- Aim
Scan the lines below for the word "notizie". Copy each line you find it in.

- Collected data
--- Start ---
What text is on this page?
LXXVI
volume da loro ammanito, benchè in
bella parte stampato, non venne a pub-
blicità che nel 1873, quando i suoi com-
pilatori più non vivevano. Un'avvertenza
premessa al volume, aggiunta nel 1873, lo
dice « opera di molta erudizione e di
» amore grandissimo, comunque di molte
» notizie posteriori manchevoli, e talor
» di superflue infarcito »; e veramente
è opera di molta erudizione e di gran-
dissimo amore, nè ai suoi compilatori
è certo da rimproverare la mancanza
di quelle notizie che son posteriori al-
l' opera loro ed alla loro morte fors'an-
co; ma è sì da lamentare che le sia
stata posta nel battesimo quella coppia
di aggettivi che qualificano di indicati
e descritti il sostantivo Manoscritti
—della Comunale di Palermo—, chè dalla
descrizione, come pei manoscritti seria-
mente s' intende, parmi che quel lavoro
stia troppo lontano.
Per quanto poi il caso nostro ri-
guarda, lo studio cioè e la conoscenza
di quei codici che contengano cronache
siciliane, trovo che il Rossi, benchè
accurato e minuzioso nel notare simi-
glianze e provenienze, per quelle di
--- End ---
- Solution to the problem
» notizie posteriori manchevoli, e talor
di quelle notizie che son posteriori al-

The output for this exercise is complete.